[Dataset excerpt]
-- BEGIN --
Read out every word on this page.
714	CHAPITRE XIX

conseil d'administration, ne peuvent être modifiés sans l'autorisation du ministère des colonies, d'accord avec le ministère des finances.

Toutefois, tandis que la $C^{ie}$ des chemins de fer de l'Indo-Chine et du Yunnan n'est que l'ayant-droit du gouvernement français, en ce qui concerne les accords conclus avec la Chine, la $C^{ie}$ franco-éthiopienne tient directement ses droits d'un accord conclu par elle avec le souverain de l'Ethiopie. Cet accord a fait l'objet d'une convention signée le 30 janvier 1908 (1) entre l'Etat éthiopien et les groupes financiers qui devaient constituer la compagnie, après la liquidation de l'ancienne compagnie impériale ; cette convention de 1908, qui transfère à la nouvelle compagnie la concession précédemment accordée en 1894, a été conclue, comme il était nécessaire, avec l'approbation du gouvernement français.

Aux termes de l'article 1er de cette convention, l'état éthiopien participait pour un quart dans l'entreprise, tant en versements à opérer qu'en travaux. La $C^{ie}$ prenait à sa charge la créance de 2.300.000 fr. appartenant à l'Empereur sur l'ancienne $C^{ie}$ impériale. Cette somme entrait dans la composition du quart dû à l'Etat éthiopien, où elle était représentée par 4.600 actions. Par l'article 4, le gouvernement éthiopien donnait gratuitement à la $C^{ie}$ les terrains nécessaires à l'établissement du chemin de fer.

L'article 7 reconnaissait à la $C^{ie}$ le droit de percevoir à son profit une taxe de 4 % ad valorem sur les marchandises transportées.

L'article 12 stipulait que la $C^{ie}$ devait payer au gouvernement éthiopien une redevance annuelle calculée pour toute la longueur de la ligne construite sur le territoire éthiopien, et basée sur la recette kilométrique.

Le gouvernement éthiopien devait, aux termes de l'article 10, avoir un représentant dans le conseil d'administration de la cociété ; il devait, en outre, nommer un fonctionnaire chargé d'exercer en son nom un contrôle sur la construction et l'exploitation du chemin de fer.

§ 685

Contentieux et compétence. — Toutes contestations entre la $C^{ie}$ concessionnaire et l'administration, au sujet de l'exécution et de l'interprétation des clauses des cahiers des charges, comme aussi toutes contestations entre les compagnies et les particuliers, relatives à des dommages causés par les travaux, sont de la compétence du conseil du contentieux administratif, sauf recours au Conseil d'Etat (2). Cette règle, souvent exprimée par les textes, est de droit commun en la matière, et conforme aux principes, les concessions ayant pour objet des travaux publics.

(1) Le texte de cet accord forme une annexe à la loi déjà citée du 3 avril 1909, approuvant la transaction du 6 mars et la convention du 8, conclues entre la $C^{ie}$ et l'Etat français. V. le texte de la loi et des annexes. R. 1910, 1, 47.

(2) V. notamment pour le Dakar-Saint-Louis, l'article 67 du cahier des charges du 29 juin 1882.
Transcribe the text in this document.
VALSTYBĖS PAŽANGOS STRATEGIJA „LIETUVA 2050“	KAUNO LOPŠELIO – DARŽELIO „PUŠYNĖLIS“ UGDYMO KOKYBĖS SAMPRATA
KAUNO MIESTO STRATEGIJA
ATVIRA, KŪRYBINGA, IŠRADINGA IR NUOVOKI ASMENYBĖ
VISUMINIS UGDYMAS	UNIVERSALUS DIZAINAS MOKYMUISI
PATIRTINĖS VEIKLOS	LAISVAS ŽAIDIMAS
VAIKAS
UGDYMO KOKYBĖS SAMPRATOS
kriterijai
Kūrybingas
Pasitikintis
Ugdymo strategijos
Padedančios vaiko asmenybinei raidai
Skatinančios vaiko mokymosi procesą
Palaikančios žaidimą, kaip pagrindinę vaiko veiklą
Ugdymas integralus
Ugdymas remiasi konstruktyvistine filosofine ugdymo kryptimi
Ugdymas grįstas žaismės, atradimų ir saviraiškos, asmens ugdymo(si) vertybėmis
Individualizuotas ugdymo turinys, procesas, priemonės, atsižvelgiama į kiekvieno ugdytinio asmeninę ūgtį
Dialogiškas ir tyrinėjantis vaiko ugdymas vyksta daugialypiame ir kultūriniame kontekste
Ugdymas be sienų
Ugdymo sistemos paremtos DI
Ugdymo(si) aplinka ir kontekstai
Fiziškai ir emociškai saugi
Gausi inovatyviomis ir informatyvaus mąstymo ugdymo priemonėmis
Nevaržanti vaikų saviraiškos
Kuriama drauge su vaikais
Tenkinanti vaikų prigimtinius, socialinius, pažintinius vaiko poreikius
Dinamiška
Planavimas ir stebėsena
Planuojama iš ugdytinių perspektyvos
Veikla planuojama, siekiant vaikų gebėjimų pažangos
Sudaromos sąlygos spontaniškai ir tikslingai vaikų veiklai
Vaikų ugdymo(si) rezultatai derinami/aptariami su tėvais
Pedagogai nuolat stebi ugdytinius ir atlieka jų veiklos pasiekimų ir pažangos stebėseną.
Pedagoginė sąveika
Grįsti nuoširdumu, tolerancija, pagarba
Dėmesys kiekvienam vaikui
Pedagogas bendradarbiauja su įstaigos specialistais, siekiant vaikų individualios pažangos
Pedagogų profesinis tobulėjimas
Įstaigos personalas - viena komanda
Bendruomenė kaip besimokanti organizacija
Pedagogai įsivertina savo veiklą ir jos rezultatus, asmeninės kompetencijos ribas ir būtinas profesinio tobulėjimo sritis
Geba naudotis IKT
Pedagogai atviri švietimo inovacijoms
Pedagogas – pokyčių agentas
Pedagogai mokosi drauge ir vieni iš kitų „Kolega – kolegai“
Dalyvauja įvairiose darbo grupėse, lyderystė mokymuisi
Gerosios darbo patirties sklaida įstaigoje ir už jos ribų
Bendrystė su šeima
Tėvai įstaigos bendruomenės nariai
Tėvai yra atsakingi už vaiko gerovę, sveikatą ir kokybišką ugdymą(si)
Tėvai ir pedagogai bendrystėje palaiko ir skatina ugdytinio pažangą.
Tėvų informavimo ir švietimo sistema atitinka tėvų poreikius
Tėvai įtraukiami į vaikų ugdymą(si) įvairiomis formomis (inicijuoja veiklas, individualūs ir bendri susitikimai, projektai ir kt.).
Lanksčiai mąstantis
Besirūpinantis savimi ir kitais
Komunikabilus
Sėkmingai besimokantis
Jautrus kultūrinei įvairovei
-- END --
# Short problem:
Copy each line that contains the word "vaiko".

# Exercise solution:
Padedančios vaiko asmenybinei raidai
Skatinančios vaiko mokymosi procesą
Palaikančios žaidimą, kaip pagrindinę vaiko veiklą
Dialogiškas ir tyrinėjantis vaiko ugdymas vyksta daugialypiame ir kultūriniame kontekste
Tenkinanti vaikų prigimtinius, socialinius, pažintinius vaiko poreikius
Tėvai yra atsakingi už vaiko gerovę, sveikatą ir kokybišką ugdymą(si)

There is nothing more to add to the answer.